Dataset excerpts:
■ ■ ■ ■
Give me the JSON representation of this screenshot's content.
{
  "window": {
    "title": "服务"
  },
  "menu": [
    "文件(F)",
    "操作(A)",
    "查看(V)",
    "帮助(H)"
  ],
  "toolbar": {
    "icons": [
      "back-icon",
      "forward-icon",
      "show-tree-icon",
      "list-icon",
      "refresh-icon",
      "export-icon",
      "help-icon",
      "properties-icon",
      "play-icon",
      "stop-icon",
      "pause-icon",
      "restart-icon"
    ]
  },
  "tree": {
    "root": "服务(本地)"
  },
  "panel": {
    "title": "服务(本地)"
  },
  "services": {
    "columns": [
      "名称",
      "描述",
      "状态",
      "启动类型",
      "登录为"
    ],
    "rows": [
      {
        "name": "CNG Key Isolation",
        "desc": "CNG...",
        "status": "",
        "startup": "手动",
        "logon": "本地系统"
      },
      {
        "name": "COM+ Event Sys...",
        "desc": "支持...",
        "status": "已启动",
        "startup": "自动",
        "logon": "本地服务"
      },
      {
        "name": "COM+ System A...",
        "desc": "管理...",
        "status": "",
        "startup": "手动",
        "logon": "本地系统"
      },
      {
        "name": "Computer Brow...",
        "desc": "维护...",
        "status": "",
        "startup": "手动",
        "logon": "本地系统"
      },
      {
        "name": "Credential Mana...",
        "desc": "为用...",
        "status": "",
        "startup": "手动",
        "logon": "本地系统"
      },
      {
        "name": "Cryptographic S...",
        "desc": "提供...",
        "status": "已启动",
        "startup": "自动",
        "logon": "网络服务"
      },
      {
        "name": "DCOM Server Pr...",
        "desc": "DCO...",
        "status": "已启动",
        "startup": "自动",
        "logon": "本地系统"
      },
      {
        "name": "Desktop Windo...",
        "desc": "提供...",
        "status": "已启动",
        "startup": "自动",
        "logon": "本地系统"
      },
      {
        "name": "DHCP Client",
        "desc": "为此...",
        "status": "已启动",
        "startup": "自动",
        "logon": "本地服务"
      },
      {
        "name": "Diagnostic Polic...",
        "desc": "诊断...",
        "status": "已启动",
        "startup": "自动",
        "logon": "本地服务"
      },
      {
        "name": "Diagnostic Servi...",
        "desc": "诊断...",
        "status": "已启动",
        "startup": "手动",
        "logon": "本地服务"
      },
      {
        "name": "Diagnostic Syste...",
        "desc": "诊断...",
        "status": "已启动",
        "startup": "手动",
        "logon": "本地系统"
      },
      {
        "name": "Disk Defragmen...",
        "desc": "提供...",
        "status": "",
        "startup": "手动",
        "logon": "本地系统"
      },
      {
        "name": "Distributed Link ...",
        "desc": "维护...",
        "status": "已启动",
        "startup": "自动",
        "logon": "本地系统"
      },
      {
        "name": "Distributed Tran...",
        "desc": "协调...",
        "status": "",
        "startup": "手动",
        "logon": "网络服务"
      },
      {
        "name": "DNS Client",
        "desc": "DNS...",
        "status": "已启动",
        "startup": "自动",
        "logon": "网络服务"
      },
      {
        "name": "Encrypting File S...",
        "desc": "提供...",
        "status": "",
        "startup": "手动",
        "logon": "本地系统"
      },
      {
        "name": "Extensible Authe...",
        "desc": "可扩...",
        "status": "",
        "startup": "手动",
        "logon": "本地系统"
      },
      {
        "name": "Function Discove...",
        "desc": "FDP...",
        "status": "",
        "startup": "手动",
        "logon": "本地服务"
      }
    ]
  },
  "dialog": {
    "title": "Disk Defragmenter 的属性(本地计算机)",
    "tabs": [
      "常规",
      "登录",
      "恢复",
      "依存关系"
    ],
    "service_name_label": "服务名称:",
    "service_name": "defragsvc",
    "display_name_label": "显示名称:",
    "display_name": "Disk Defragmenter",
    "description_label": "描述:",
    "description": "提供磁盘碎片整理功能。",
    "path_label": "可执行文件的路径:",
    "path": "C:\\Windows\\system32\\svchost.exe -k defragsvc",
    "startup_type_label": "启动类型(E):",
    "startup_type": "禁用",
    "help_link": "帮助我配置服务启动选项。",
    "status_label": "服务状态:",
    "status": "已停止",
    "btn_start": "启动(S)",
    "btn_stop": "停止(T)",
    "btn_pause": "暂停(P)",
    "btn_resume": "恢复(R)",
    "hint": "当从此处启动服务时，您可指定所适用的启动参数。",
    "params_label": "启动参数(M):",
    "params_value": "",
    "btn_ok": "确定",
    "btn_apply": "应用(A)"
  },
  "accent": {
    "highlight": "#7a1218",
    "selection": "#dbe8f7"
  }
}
■ ■ ■ ■
◆ **What is required**: From the data above, show each line that contains "Disk".

◆ **Response below**:
        "name": "Disk Defragmen...",
    "title": "Disk Defragmenter 的属性(本地计算机)",
    "display_name": "Disk Defragmenter",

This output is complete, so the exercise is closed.